● Set problem: Skip the pictures. Reproduce all other material exactly.

☆ ☆ ☆ ☆

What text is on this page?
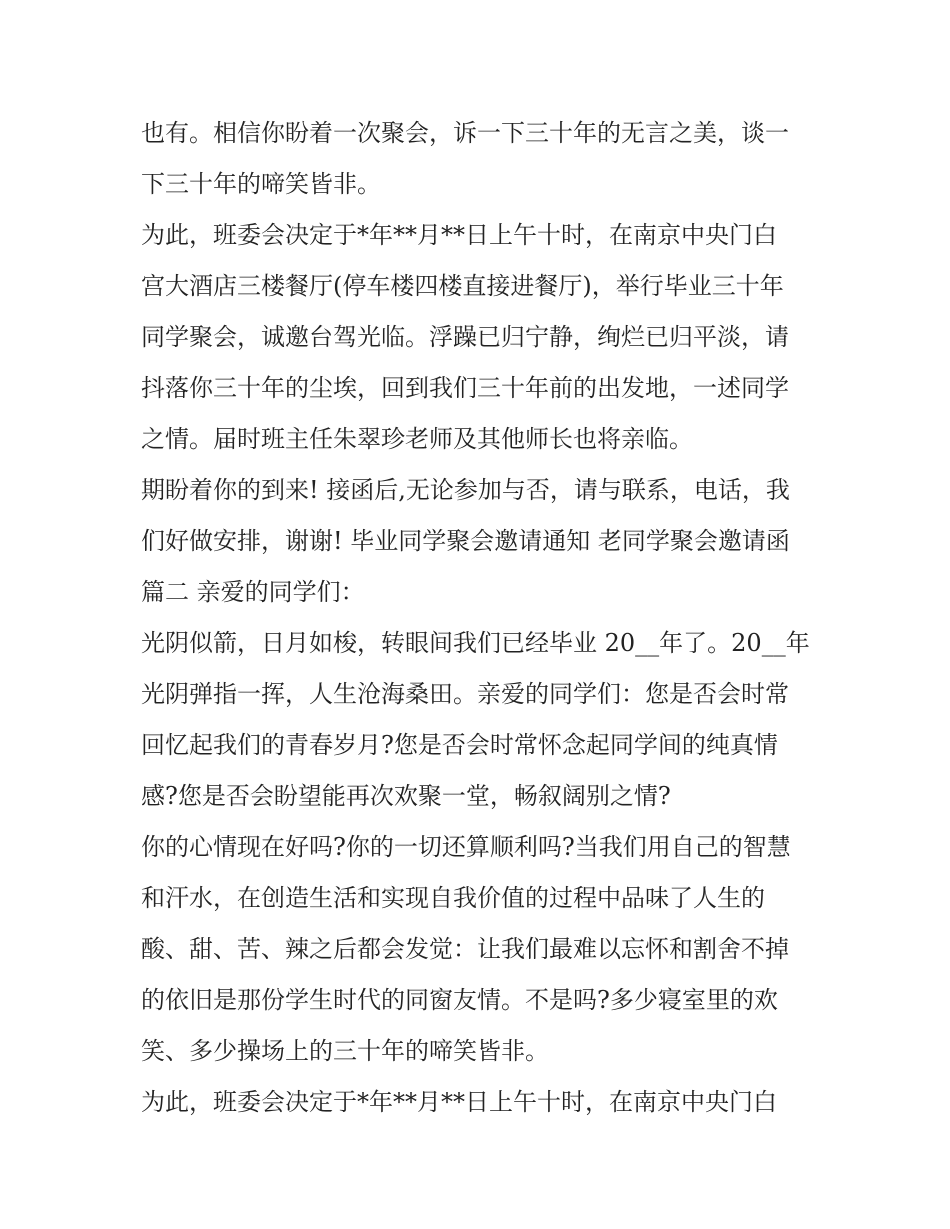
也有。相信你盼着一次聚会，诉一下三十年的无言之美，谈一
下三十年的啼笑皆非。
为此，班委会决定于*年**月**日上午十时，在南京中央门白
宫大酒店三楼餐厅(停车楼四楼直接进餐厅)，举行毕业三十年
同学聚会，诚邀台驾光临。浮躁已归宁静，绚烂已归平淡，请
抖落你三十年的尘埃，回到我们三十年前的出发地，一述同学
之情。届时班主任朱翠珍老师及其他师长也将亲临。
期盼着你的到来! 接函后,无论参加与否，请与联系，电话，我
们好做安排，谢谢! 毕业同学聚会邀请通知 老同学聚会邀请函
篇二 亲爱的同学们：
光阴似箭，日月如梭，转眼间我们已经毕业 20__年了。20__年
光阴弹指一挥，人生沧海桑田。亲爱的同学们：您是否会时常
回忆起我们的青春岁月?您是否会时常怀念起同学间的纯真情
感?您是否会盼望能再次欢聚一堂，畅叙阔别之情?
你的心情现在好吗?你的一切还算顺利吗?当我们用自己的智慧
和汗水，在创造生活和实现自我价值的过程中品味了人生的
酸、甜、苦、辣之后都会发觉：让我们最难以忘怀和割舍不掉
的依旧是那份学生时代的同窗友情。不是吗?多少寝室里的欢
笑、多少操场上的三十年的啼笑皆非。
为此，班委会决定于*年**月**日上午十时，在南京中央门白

☆ ☆ ☆ ☆

● Task response:
What text is on this page?
也有。相信你盼着一次聚会，诉一下三十年的无言之美，谈一
下三十年的啼笑皆非。
为此，班委会决定于*年**月**日上午十时，在南京中央门白
宫大酒店三楼餐厅(停车楼四楼直接进餐厅)，举行毕业三十年
同学聚会，诚邀台驾光临。浮躁已归宁静，绚烂已归平淡，请
抖落你三十年的尘埃，回到我们三十年前的出发地，一述同学
之情。届时班主任朱翠珍老师及其他师长也将亲临。
期盼着你的到来! 接函后,无论参加与否，请与联系，电话，我
们好做安排，谢谢! 毕业同学聚会邀请通知 老同学聚会邀请函
篇二 亲爱的同学们：
光阴似箭，日月如梭，转眼间我们已经毕业 20__年了。20__年
光阴弹指一挥，人生沧海桑田。亲爱的同学们：您是否会时常
回忆起我们的青春岁月?您是否会时常怀念起同学间的纯真情
感?您是否会盼望能再次欢聚一堂，畅叙阔别之情?
你的心情现在好吗?你的一切还算顺利吗?当我们用自己的智慧
和汗水，在创造生活和实现自我价值的过程中品味了人生的
酸、甜、苦、辣之后都会发觉：让我们最难以忘怀和割舍不掉
的依旧是那份学生时代的同窗友情。不是吗?多少寝室里的欢
笑、多少操场上的三十年的啼笑皆非。
为此，班委会决定于*年**月**日上午十时，在南京中央门白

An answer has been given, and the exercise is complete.